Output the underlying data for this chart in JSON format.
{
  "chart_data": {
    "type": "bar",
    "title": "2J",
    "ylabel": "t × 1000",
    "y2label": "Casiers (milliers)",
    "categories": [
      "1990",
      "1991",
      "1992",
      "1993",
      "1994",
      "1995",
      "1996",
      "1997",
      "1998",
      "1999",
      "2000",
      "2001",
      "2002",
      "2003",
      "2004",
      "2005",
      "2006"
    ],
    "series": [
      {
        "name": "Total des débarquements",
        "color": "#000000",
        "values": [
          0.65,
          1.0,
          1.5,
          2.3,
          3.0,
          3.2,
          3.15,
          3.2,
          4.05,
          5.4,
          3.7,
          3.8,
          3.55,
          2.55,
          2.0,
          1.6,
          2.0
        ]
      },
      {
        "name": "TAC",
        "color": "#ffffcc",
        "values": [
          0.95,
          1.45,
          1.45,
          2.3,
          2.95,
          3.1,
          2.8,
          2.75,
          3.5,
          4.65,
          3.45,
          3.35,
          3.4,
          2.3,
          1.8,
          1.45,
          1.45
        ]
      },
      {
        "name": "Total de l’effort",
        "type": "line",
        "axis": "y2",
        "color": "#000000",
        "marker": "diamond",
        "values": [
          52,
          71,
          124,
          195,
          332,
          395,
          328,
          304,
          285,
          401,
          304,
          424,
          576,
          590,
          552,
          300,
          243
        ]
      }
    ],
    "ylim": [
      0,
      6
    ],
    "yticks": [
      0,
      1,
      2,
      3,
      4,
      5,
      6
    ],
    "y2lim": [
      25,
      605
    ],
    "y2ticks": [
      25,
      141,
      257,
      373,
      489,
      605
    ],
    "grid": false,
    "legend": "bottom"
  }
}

++++

### SET TASK
Filter out every line that lacks the word "name", and copy the rest.

### WRITTEN SOLUTION
        "name": "Total des débarquements",
        "name": "TAC",
        "name": "Total de l’effort",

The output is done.